## START Source data

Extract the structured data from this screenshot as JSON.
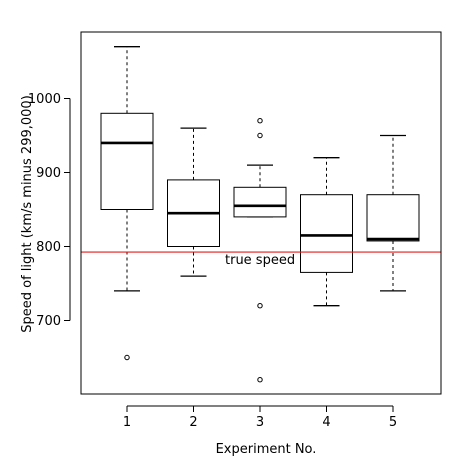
{
  "chart_data": {
    "type": "boxplot",
    "title": "",
    "xlabel": "Experiment No.",
    "ylabel": "Speed of light (km/s minus 299,000)",
    "categories": [
      "1",
      "2",
      "3",
      "4",
      "5"
    ],
    "ylim": [
      590,
      1100
    ],
    "y_ticks": [
      "700",
      "800",
      "900",
      "1000"
    ],
    "grid": false,
    "boxes": [
      {
        "category": "1",
        "whisker_low": 740,
        "q1": 850,
        "median": 940,
        "q3": 980,
        "whisker_high": 1070,
        "outliers": [
          650
        ]
      },
      {
        "category": "2",
        "whisker_low": 760,
        "q1": 800,
        "median": 845,
        "q3": 890,
        "whisker_high": 960,
        "outliers": []
      },
      {
        "category": "3",
        "whisker_low": 840,
        "q1": 840,
        "median": 855,
        "q3": 880,
        "whisker_high": 910,
        "outliers": [
          970,
          950,
          720,
          620
        ]
      },
      {
        "category": "4",
        "whisker_low": 720,
        "q1": 765,
        "median": 815,
        "q3": 870,
        "whisker_high": 920,
        "outliers": []
      },
      {
        "category": "5",
        "whisker_low": 740,
        "q1": 807.5,
        "median": 810,
        "q3": 870,
        "whisker_high": 950,
        "outliers": []
      }
    ],
    "reference_line": {
      "value": 792.458,
      "label": "true speed",
      "color": "#e41a1c"
    }
  }
}
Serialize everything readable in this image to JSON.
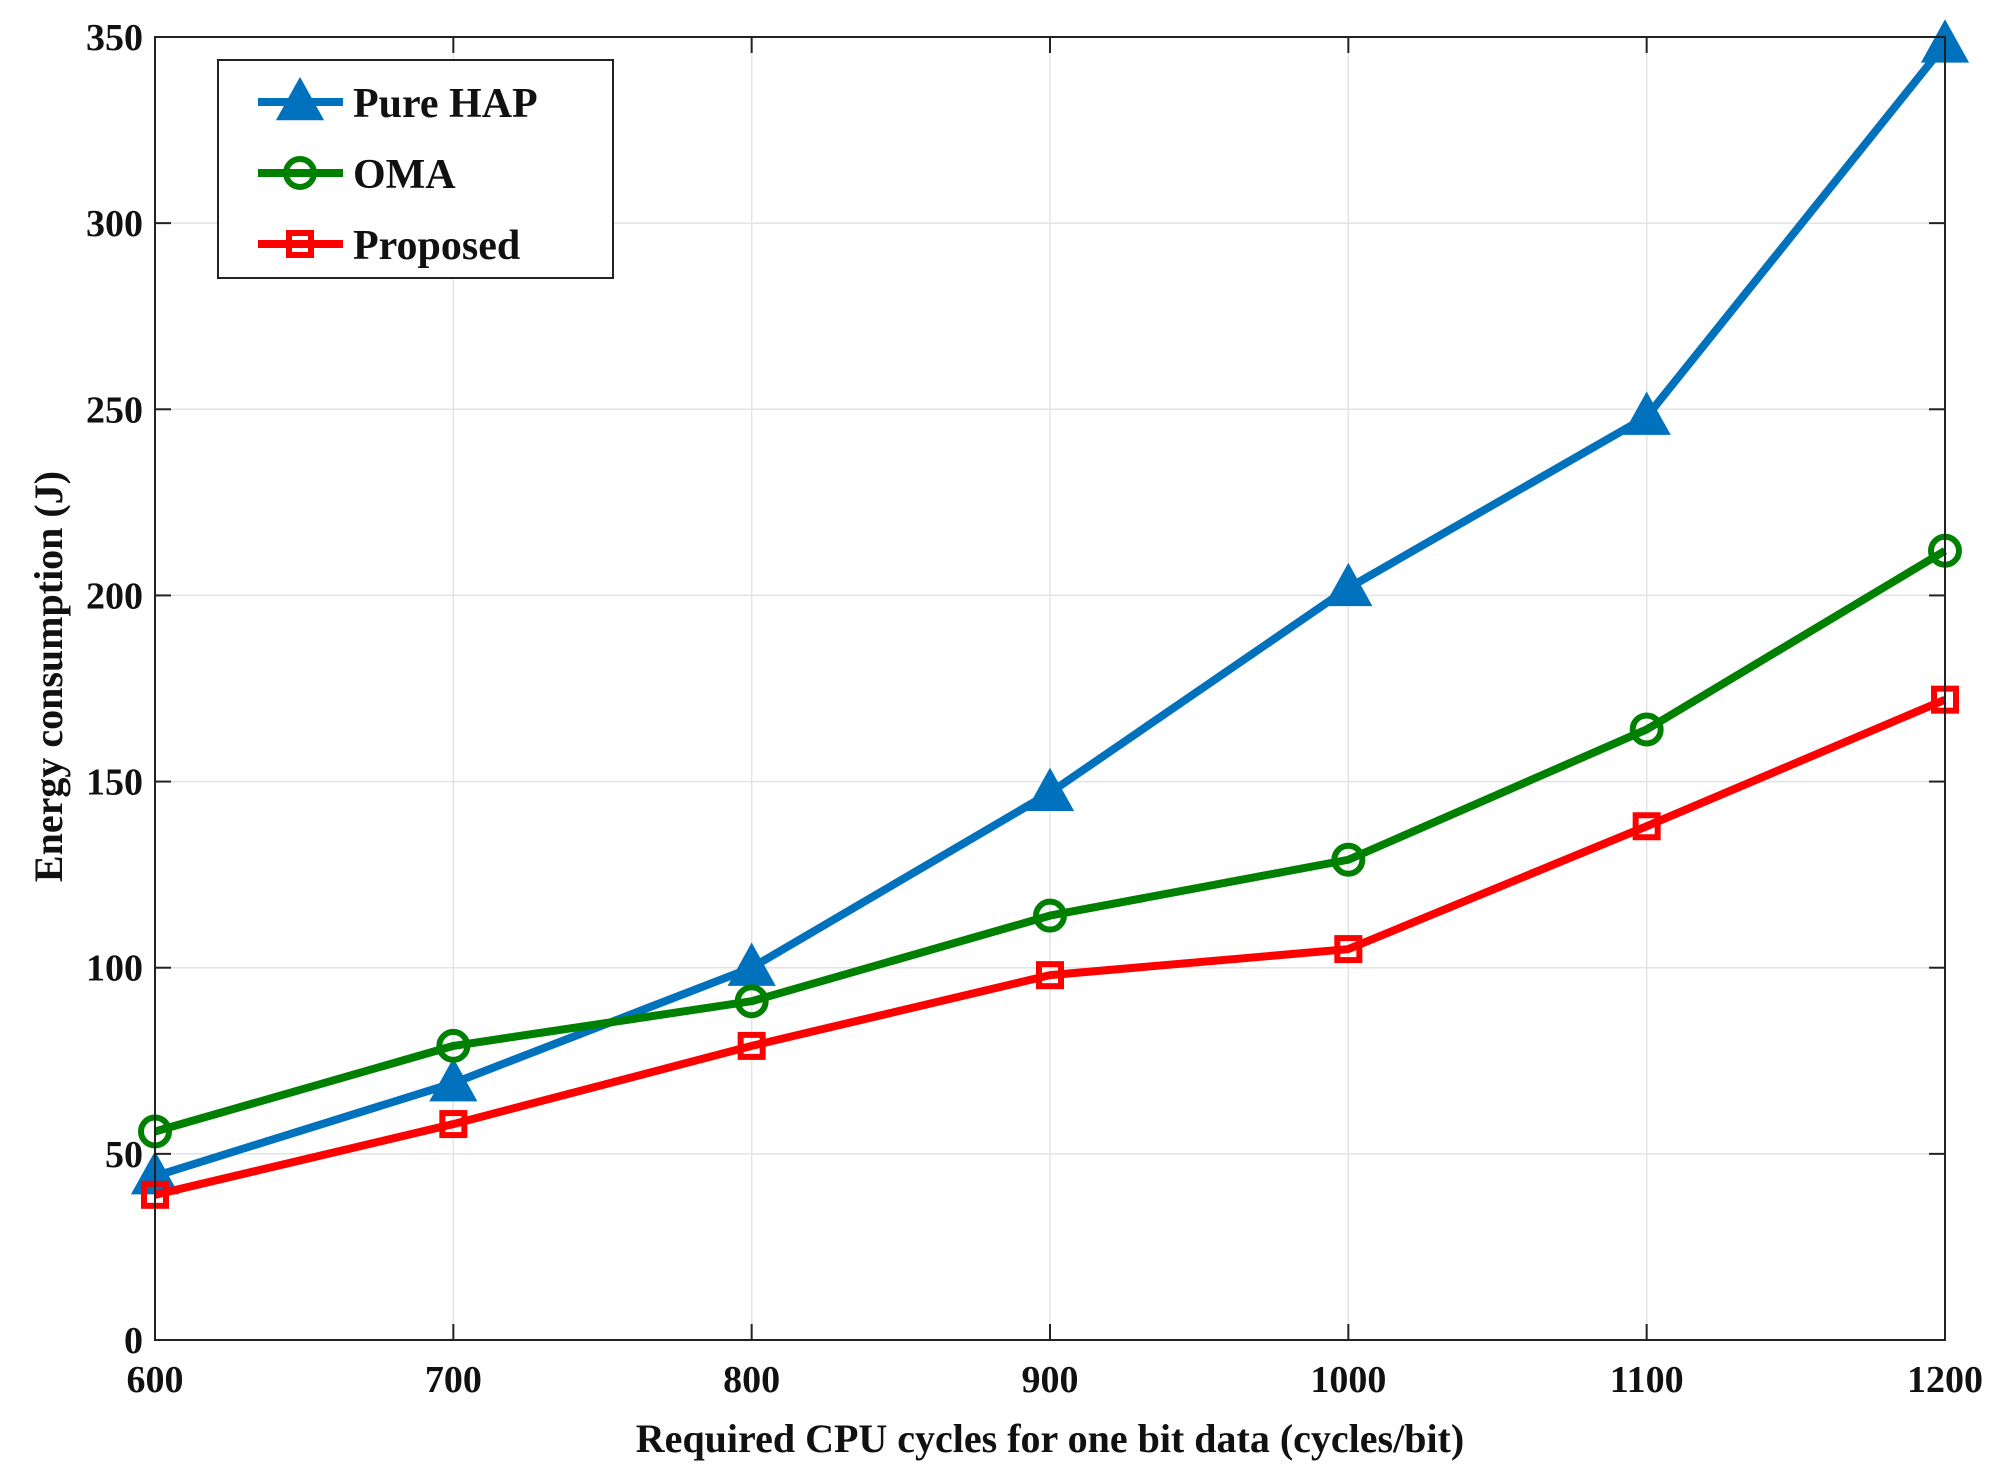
{
  "chart_data": {
    "type": "line",
    "title": "",
    "xlabel": "Required CPU cycles for one bit data (cycles/bit)",
    "ylabel": "Energy consumption (J)",
    "x": [
      600,
      700,
      800,
      900,
      1000,
      1100,
      1200
    ],
    "xlim": [
      600,
      1200
    ],
    "ylim": [
      0,
      350
    ],
    "xticks": [
      600,
      700,
      800,
      900,
      1000,
      1100,
      1200
    ],
    "yticks": [
      0,
      50,
      100,
      150,
      200,
      250,
      300,
      350
    ],
    "grid": true,
    "legend_position": "top-left",
    "series": [
      {
        "name": "Pure HAP",
        "color": "#0072BD",
        "marker": "triangle",
        "values": [
          44,
          69,
          100,
          147,
          202,
          248,
          348
        ]
      },
      {
        "name": "OMA",
        "color": "#008000",
        "marker": "circle",
        "values": [
          56,
          79,
          91,
          114,
          129,
          164,
          212
        ]
      },
      {
        "name": "Proposed",
        "color": "#FF0000",
        "marker": "square",
        "values": [
          39,
          58,
          79,
          98,
          105,
          138,
          172
        ]
      }
    ]
  }
}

## END Source data

_What to produce_: Look above for every line with the word "this" and copy it.

_Completed task_:
Extract the structured data from this screenshot as JSON.
Serialize everything readable in this image to JSON.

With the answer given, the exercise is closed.